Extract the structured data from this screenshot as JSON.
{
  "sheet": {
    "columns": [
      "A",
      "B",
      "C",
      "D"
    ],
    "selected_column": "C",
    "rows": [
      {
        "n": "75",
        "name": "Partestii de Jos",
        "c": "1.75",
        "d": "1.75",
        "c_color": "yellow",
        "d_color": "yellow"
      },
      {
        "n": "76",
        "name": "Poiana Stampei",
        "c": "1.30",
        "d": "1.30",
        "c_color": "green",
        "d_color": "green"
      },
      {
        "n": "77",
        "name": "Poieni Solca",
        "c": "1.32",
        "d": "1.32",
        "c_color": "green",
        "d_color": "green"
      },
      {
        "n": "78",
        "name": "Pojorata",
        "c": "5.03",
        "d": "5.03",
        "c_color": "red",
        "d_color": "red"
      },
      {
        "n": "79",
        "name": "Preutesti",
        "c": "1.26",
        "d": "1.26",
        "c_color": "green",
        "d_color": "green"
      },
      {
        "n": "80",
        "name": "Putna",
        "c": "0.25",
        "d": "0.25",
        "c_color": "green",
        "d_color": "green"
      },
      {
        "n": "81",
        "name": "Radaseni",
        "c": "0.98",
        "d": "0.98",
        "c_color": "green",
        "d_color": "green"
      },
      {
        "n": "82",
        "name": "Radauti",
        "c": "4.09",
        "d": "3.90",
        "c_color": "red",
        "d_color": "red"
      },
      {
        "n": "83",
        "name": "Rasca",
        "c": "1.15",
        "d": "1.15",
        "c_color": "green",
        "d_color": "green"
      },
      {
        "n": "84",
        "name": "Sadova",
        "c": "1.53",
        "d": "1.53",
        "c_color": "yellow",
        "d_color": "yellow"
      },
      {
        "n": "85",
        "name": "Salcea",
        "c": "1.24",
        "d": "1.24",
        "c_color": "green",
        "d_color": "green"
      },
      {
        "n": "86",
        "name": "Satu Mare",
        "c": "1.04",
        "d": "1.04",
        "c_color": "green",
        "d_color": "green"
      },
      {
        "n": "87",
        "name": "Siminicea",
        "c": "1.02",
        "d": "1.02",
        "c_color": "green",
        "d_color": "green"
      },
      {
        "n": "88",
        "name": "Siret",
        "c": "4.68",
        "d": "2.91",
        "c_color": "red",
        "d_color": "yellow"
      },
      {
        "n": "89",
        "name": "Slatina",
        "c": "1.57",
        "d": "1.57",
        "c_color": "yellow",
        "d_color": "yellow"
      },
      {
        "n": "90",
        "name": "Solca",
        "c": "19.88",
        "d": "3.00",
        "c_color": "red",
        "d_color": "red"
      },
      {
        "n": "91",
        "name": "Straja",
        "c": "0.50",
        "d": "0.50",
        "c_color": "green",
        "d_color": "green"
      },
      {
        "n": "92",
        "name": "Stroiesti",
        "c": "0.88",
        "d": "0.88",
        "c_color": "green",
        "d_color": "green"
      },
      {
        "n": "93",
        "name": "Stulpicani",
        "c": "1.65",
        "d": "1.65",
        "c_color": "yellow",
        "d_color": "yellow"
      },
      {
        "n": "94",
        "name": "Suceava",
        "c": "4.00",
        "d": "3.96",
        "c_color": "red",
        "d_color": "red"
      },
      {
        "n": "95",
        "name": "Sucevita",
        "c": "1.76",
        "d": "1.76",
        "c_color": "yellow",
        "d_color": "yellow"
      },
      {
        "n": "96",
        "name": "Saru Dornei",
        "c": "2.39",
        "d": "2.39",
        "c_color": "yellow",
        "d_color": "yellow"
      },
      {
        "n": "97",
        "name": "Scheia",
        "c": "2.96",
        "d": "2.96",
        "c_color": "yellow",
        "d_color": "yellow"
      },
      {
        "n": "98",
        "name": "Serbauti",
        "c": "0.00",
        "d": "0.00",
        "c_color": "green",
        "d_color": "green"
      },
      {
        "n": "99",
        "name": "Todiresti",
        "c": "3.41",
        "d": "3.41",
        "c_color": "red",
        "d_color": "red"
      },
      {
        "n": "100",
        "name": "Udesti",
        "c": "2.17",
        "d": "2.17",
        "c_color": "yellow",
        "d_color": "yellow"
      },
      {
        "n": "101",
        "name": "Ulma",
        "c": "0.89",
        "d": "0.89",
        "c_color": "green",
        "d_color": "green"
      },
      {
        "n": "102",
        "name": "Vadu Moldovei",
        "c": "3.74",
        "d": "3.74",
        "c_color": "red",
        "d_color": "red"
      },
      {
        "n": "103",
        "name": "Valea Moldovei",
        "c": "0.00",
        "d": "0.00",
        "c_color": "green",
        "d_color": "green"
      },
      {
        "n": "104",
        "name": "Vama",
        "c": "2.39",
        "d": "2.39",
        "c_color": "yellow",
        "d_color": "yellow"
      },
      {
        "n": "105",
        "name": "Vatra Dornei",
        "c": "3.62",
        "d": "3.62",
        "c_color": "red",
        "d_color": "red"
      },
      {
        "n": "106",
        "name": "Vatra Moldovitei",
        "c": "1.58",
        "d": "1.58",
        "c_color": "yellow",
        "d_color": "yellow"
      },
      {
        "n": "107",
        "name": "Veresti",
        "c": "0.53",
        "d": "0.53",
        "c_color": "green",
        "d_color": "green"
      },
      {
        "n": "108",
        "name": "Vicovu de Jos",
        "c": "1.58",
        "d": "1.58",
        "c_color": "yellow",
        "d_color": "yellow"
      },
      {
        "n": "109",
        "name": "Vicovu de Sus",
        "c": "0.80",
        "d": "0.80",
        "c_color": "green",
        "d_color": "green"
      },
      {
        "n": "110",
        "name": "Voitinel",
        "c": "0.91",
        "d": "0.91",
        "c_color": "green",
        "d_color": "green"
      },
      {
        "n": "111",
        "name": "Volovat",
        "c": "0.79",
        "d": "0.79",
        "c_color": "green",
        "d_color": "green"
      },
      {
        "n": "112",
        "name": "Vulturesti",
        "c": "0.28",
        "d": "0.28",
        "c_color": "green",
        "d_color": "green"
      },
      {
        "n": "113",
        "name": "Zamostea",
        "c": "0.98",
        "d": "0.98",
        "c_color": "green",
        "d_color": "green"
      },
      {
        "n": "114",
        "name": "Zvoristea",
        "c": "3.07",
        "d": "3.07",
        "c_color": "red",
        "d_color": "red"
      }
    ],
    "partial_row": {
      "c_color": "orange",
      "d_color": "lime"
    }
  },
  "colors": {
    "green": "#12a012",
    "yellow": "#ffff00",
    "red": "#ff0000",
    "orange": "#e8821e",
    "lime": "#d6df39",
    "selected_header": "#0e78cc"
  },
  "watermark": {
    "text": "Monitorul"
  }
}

WHAT THIS TASK INVOLVES ::
Write out every line of the records exactly.

RESPONSE TO THE EXERCISE ::
Extract the structured data from this screenshot as JSON.
{
  "sheet": {
    "columns": [
      "A",
      "B",
      "C",
      "D"
    ],
    "selected_column": "C",
    "rows": [
      {
        "n": "75",
        "name": "Partestii de Jos",
        "c": "1.75",
        "d": "1.75",
        "c_color": "yellow",
        "d_color": "yellow"
      },
      {
        "n": "76",
        "name": "Poiana Stampei",
        "c": "1.30",
        "d": "1.30",
        "c_color": "green",
        "d_color": "green"
      },
      {
        "n": "77",
        "name": "Poieni Solca",
        "c": "1.32",
        "d": "1.32",
        "c_color": "green",
        "d_color": "green"
      },
      {
        "n": "78",
        "name": "Pojorata",
        "c": "5.03",
        "d": "5.03",
        "c_color": "red",
        "d_color": "red"
      },
      {
        "n": "79",
        "name": "Preutesti",
        "c": "1.26",
        "d": "1.26",
        "c_color": "green",
        "d_color": "green"
      },
      {
        "n": "80",
        "name": "Putna",
        "c": "0.25",
        "d": "0.25",
        "c_color": "green",
        "d_color": "green"
      },
      {
        "n": "81",
        "name": "Radaseni",
        "c": "0.98",
        "d": "0.98",
        "c_color": "green",
        "d_color": "green"
      },
      {
        "n": "82",
        "name": "Radauti",
        "c": "4.09",
        "d": "3.90",
        "c_color": "red",
        "d_color": "red"
      },
      {
        "n": "83",
        "name": "Rasca",
        "c": "1.15",
        "d": "1.15",
        "c_color": "green",
        "d_color": "green"
      },
      {
        "n": "84",
        "name": "Sadova",
        "c": "1.53",
        "d": "1.53",
        "c_color": "yellow",
        "d_color": "yellow"
      },
      {
        "n": "85",
        "name": "Salcea",
        "c": "1.24",
        "d": "1.24",
        "c_color": "green",
        "d_color": "green"
      },
      {
        "n": "86",
        "name": "Satu Mare",
        "c": "1.04",
        "d": "1.04",
        "c_color": "green",
        "d_color": "green"
      },
      {
        "n": "87",
        "name": "Siminicea",
        "c": "1.02",
        "d": "1.02",
        "c_color": "green",
        "d_color": "green"
      },
      {
        "n": "88",
        "name": "Siret",
        "c": "4.68",
        "d": "2.91",
        "c_color": "red",
        "d_color": "yellow"
      },
      {
        "n": "89",
        "name": "Slatina",
        "c": "1.57",
        "d": "1.57",
        "c_color": "yellow",
        "d_color": "yellow"
      },
      {
        "n": "90",
        "name": "Solca",
        "c": "19.88",
        "d": "3.00",
        "c_color": "red",
        "d_color": "red"
      },
      {
        "n": "91",
        "name": "Straja",
        "c": "0.50",
        "d": "0.50",
        "c_color": "green",
        "d_color": "green"
      },
      {
        "n": "92",
        "name": "Stroiesti",
        "c": "0.88",
        "d": "0.88",
        "c_color": "green",
        "d_color": "green"
      },
      {
        "n": "93",
        "name": "Stulpicani",
        "c": "1.65",
        "d": "1.65",
        "c_color": "yellow",
        "d_color": "yellow"
      },
      {
        "n": "94",
        "name": "Suceava",
        "c": "4.00",
        "d": "3.96",
        "c_color": "red",
        "d_color": "red"
      },
      {
        "n": "95",
        "name": "Sucevita",
        "c": "1.76",
        "d": "1.76",
        "c_color": "yellow",
        "d_color": "yellow"
      },
      {
        "n": "96",
        "name": "Saru Dornei",
        "c": "2.39",
        "d": "2.39",
        "c_color": "yellow",
        "d_color": "yellow"
      },
      {
        "n": "97",
        "name": "Scheia",
        "c": "2.96",
        "d": "2.96",
        "c_color": "yellow",
        "d_color": "yellow"
      },
      {
        "n": "98",
        "name": "Serbauti",
        "c": "0.00",
        "d": "0.00",
        "c_color": "green",
        "d_color": "green"
      },
      {
        "n": "99",
        "name": "Todiresti",
        "c": "3.41",
        "d": "3.41",
        "c_color": "red",
        "d_color": "red"
      },
      {
        "n": "100",
        "name": "Udesti",
        "c": "2.17",
        "d": "2.17",
        "c_color": "yellow",
        "d_color": "yellow"
      },
      {
        "n": "101",
        "name": "Ulma",
        "c": "0.89",
        "d": "0.89",
        "c_color": "green",
        "d_color": "green"
      },
      {
        "n": "102",
        "name": "Vadu Moldovei",
        "c": "3.74",
        "d": "3.74",
        "c_color": "red",
        "d_color": "red"
      },
      {
        "n": "103",
        "name": "Valea Moldovei",
        "c": "0.00",
        "d": "0.00",
        "c_color": "green",
        "d_color": "green"
      },
      {
        "n": "104",
        "name": "Vama",
        "c": "2.39",
        "d": "2.39",
        "c_color": "yellow",
        "d_color": "yellow"
      },
      {
        "n": "105",
        "name": "Vatra Dornei",
        "c": "3.62",
        "d": "3.62",
        "c_color": "red",
        "d_color": "red"
      },
      {
        "n": "106",
        "name": "Vatra Moldovitei",
        "c": "1.58",
        "d": "1.58",
        "c_color": "yellow",
        "d_color": "yellow"
      },
      {
        "n": "107",
        "name": "Veresti",
        "c": "0.53",
        "d": "0.53",
        "c_color": "green",
        "d_color": "green"
      },
      {
        "n": "108",
        "name": "Vicovu de Jos",
        "c": "1.58",
        "d": "1.58",
        "c_color": "yellow",
        "d_color": "yellow"
      },
      {
        "n": "109",
        "name": "Vicovu de Sus",
        "c": "0.80",
        "d": "0.80",
        "c_color": "green",
        "d_color": "green"
      },
      {
        "n": "110",
        "name": "Voitinel",
        "c": "0.91",
        "d": "0.91",
        "c_color": "green",
        "d_color": "green"
      },
      {
        "n": "111",
        "name": "Volovat",
        "c": "0.79",
        "d": "0.79",
        "c_color": "green",
        "d_color": "green"
      },
      {
        "n": "112",
        "name": "Vulturesti",
        "c": "0.28",
        "d": "0.28",
        "c_color": "green",
        "d_color": "green"
      },
      {
        "n": "113",
        "name": "Zamostea",
        "c": "0.98",
        "d": "0.98",
        "c_color": "green",
        "d_color": "green"
      },
      {
        "n": "114",
        "name": "Zvoristea",
        "c": "3.07",
        "d": "3.07",
        "c_color": "red",
        "d_color": "red"
      }
    ],
    "partial_row": {
      "c_color": "orange",
      "d_color": "lime"
    }
  },
  "colors": {
    "green": "#12a012",
    "yellow": "#ffff00",
    "red": "#ff0000",
    "orange": "#e8821e",
    "lime": "#d6df39",
    "selected_header": "#0e78cc"
  },
  "watermark": {
    "text": "Monitorul"
  }
}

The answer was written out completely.